Type out the data exactly as given. Skip any image.

==== Provided entries

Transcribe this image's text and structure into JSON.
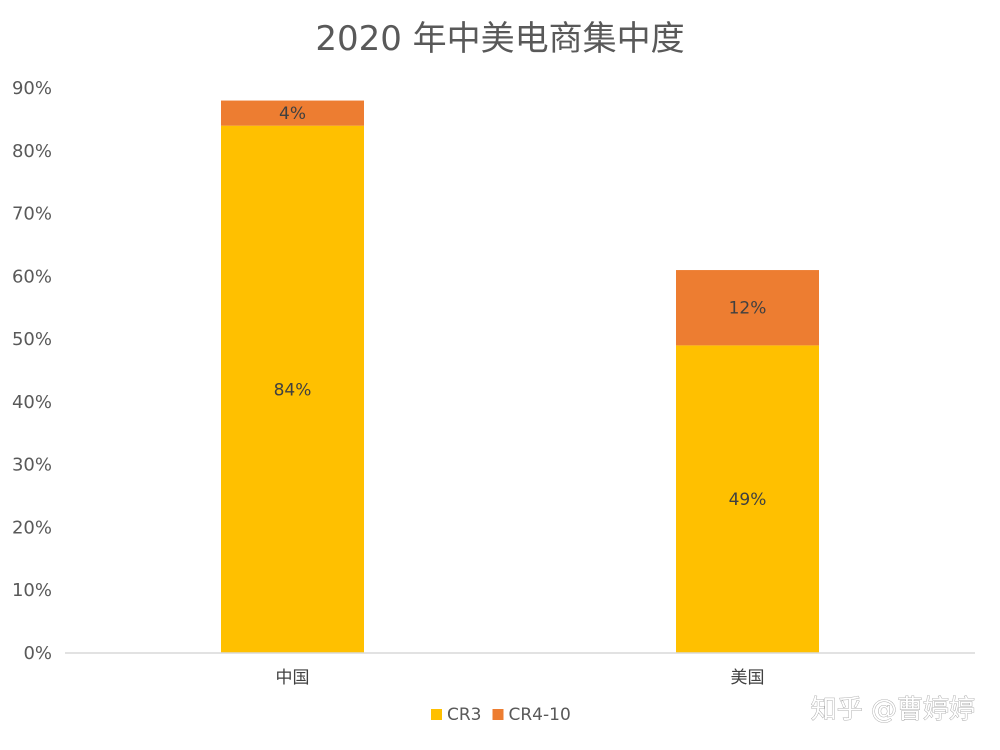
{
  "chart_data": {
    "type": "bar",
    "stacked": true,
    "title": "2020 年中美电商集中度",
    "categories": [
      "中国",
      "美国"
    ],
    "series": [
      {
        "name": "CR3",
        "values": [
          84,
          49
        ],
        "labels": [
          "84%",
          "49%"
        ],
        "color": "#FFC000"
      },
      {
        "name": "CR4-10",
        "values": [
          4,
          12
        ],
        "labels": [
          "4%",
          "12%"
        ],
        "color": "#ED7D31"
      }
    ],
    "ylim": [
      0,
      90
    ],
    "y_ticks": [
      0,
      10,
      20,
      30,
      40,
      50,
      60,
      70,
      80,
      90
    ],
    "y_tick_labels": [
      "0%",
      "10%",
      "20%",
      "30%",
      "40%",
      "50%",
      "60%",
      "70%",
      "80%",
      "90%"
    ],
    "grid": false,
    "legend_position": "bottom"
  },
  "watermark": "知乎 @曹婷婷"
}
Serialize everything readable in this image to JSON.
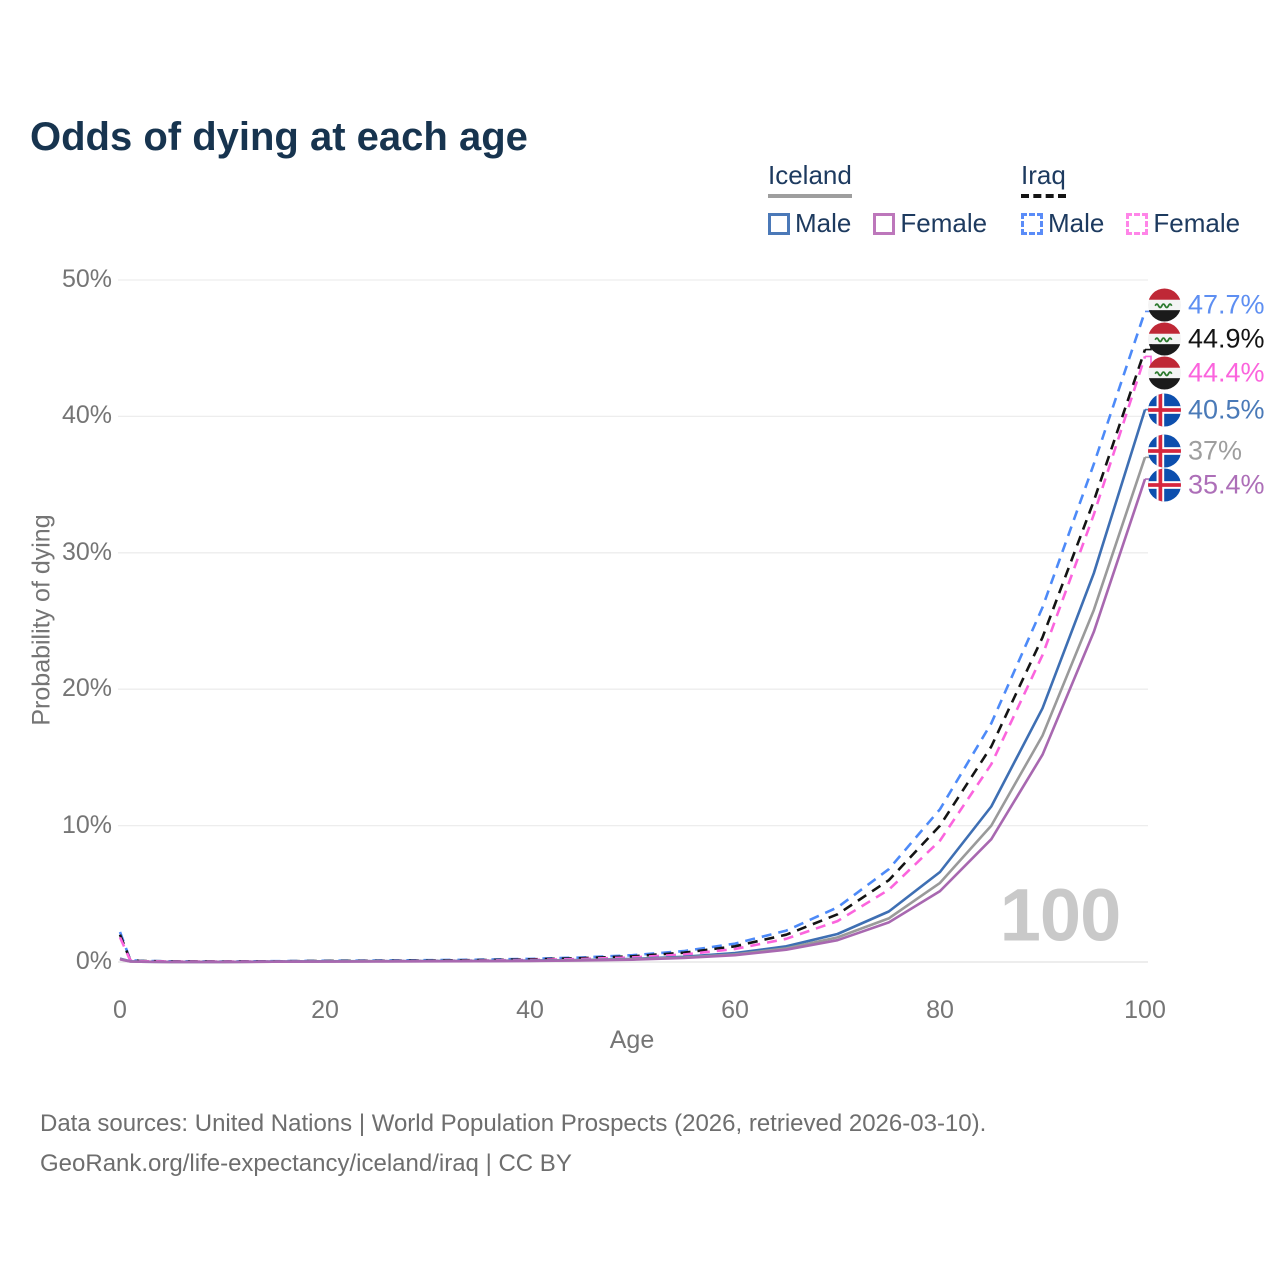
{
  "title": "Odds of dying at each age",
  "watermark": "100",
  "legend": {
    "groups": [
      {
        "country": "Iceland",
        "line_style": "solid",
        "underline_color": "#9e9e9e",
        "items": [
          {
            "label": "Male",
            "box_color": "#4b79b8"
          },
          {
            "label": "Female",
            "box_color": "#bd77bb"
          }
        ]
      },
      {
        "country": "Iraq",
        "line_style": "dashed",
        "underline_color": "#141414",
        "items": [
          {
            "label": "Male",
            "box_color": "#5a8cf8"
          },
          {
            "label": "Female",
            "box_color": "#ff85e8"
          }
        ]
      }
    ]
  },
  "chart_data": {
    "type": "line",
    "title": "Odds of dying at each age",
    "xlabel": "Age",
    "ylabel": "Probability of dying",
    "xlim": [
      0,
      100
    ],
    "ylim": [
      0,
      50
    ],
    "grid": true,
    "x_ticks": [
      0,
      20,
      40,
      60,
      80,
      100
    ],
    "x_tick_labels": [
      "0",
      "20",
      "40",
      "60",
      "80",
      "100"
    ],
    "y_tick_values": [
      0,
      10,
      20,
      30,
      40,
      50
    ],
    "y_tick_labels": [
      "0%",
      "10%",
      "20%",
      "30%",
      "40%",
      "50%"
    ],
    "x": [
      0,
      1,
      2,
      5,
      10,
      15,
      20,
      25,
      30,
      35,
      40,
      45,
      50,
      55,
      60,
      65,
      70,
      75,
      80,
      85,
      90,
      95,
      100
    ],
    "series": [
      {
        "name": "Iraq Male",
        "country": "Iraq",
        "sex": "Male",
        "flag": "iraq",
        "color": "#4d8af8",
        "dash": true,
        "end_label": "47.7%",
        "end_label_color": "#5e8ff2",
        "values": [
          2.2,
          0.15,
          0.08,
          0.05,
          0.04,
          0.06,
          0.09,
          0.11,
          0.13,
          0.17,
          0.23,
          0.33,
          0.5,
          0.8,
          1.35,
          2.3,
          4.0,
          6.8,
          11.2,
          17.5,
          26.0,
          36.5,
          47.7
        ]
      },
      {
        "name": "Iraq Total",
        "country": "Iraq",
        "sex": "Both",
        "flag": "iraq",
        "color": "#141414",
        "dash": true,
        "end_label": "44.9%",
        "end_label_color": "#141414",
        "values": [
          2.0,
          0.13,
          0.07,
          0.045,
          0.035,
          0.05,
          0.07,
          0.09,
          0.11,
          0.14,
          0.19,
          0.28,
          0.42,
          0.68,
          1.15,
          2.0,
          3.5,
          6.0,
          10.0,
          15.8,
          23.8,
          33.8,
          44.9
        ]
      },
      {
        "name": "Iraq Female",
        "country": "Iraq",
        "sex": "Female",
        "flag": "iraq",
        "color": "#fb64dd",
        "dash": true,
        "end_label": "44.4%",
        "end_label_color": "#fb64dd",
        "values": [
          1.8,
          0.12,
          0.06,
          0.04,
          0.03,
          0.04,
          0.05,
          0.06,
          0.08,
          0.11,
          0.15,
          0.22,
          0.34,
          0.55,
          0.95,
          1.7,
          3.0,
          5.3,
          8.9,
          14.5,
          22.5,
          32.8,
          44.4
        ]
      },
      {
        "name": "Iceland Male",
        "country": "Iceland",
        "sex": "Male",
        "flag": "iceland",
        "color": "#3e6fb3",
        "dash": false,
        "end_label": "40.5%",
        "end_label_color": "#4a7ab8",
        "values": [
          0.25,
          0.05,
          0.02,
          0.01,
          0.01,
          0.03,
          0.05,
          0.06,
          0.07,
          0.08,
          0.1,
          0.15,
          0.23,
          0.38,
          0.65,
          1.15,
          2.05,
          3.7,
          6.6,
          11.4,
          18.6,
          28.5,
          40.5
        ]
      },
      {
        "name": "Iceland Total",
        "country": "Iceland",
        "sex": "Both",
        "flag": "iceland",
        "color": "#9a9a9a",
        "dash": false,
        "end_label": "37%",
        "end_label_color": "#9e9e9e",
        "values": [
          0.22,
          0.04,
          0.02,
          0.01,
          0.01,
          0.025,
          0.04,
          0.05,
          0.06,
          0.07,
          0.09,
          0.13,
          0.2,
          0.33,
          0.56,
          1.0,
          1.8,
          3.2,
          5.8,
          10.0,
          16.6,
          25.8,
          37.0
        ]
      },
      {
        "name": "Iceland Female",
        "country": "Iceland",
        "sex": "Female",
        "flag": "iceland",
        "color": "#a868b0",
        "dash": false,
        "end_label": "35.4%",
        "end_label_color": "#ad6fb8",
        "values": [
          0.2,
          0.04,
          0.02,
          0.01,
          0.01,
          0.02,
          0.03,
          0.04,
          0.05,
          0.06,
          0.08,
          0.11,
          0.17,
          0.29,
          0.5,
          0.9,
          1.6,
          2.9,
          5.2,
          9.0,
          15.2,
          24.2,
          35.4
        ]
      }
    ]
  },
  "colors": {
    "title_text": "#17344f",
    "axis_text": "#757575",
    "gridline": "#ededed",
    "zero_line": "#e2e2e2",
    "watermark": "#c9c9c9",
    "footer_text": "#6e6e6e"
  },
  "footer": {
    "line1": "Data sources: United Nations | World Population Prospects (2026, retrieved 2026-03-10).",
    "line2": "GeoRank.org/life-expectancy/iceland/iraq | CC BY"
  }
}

========

> _Exercise solution_
Transcribe this image's text and structure into JSON.
{
  "chart_data": {
    "type": "bar",
    "stacked": true,
    "title": "2020 年中美电商集中度",
    "categories": [
      "中国",
      "美国"
    ],
    "series": [
      {
        "name": "CR3",
        "values": [
          84,
          49
        ],
        "labels": [
          "84%",
          "49%"
        ],
        "color": "#FFC000"
      },
      {
        "name": "CR4-10",
        "values": [
          4,
          12
        ],
        "labels": [
          "4%",
          "12%"
        ],
        "color": "#ED7D31"
      }
    ],
    "ylim": [
      0,
      90
    ],
    "y_ticks": [
      0,
      10,
      20,
      30,
      40,
      50,
      60,
      70,
      80,
      90
    ],
    "y_tick_labels": [
      "0%",
      "10%",
      "20%",
      "30%",
      "40%",
      "50%",
      "60%",
      "70%",
      "80%",
      "90%"
    ],
    "grid": false,
    "legend_position": "bottom"
  },
  "watermark": "知乎 @曹婷婷"
}
Serialize everything readable in this image to JSON.
{
  "title": "Odds of dying at each age",
  "watermark": "100",
  "legend": {
    "groups": [
      {
        "country": "Iceland",
        "line_style": "solid",
        "underline_color": "#9e9e9e",
        "items": [
          {
            "label": "Male",
            "box_color": "#4b79b8"
          },
          {
            "label": "Female",
            "box_color": "#bd77bb"
          }
        ]
      },
      {
        "country": "Iraq",
        "line_style": "dashed",
        "underline_color": "#141414",
        "items": [
          {
            "label": "Male",
            "box_color": "#5a8cf8"
          },
          {
            "label": "Female",
            "box_color": "#ff85e8"
          }
        ]
      }
    ]
  },
  "chart_data": {
    "type": "line",
    "title": "Odds of dying at each age",
    "xlabel": "Age",
    "ylabel": "Probability of dying",
    "xlim": [
      0,
      100
    ],
    "ylim": [
      0,
      50
    ],
    "grid": true,
    "x_ticks": [
      0,
      20,
      40,
      60,
      80,
      100
    ],
    "x_tick_labels": [
      "0",
      "20",
      "40",
      "60",
      "80",
      "100"
    ],
    "y_tick_values": [
      0,
      10,
      20,
      30,
      40,
      50
    ],
    "y_tick_labels": [
      "0%",
      "10%",
      "20%",
      "30%",
      "40%",
      "50%"
    ],
    "x": [
      0,
      1,
      2,
      5,
      10,
      15,
      20,
      25,
      30,
      35,
      40,
      45,
      50,
      55,
      60,
      65,
      70,
      75,
      80,
      85,
      90,
      95,
      100
    ],
    "series": [
      {
        "name": "Iraq Male",
        "country": "Iraq",
        "sex": "Male",
        "flag": "iraq",
        "color": "#4d8af8",
        "dash": true,
        "end_label": "47.7%",
        "end_label_color": "#5e8ff2",
        "values": [
          2.2,
          0.15,
          0.08,
          0.05,
          0.04,
          0.06,
          0.09,
          0.11,
          0.13,
          0.17,
          0.23,
          0.33,
          0.5,
          0.8,
          1.35,
          2.3,
          4.0,
          6.8,
          11.2,
          17.5,
          26.0,
          36.5,
          47.7
        ]
      },
      {
        "name": "Iraq Total",
        "country": "Iraq",
        "sex": "Both",
        "flag": "iraq",
        "color": "#141414",
        "dash": true,
        "end_label": "44.9%",
        "end_label_color": "#141414",
        "values": [
          2.0,
          0.13,
          0.07,
          0.045,
          0.035,
          0.05,
          0.07,
          0.09,
          0.11,
          0.14,
          0.19,
          0.28,
          0.42,
          0.68,
          1.15,
          2.0,
          3.5,
          6.0,
          10.0,
          15.8,
          23.8,
          33.8,
          44.9
        ]
      },
      {
        "name": "Iraq Female",
        "country": "Iraq",
        "sex": "Female",
        "flag": "iraq",
        "color": "#fb64dd",
        "dash": true,
        "end_label": "44.4%",
        "end_label_color": "#fb64dd",
        "values": [
          1.8,
          0.12,
          0.06,
          0.04,
          0.03,
          0.04,
          0.05,
          0.06,
          0.08,
          0.11,
          0.15,
          0.22,
          0.34,
          0.55,
          0.95,
          1.7,
          3.0,
          5.3,
          8.9,
          14.5,
          22.5,
          32.8,
          44.4
        ]
      },
      {
        "name": "Iceland Male",
        "country": "Iceland",
        "sex": "Male",
        "flag": "iceland",
        "color": "#3e6fb3",
        "dash": false,
        "end_label": "40.5%",
        "end_label_color": "#4a7ab8",
        "values": [
          0.25,
          0.05,
          0.02,
          0.01,
          0.01,
          0.03,
          0.05,
          0.06,
          0.07,
          0.08,
          0.1,
          0.15,
          0.23,
          0.38,
          0.65,
          1.15,
          2.05,
          3.7,
          6.6,
          11.4,
          18.6,
          28.5,
          40.5
        ]
      },
      {
        "name": "Iceland Total",
        "country": "Iceland",
        "sex": "Both",
        "flag": "iceland",
        "color": "#9a9a9a",
        "dash": false,
        "end_label": "37%",
        "end_label_color": "#9e9e9e",
        "values": [
          0.22,
          0.04,
          0.02,
          0.01,
          0.01,
          0.025,
          0.04,
          0.05,
          0.06,
          0.07,
          0.09,
          0.13,
          0.2,
          0.33,
          0.56,
          1.0,
          1.8,
          3.2,
          5.8,
          10.0,
          16.6,
          25.8,
          37.0
        ]
      },
      {
        "name": "Iceland Female",
        "country": "Iceland",
        "sex": "Female",
        "flag": "iceland",
        "color": "#a868b0",
        "dash": false,
        "end_label": "35.4%",
        "end_label_color": "#ad6fb8",
        "values": [
          0.2,
          0.04,
          0.02,
          0.01,
          0.01,
          0.02,
          0.03,
          0.04,
          0.05,
          0.06,
          0.08,
          0.11,
          0.17,
          0.29,
          0.5,
          0.9,
          1.6,
          2.9,
          5.2,
          9.0,
          15.2,
          24.2,
          35.4
        ]
      }
    ]
  },
  "colors": {
    "title_text": "#17344f",
    "axis_text": "#757575",
    "gridline": "#ededed",
    "zero_line": "#e2e2e2",
    "watermark": "#c9c9c9",
    "footer_text": "#6e6e6e"
  },
  "footer": {
    "line1": "Data sources: United Nations | World Population Prospects (2026, retrieved 2026-03-10).",
    "line2": "GeoRank.org/life-expectancy/iceland/iraq | CC BY"
  }
}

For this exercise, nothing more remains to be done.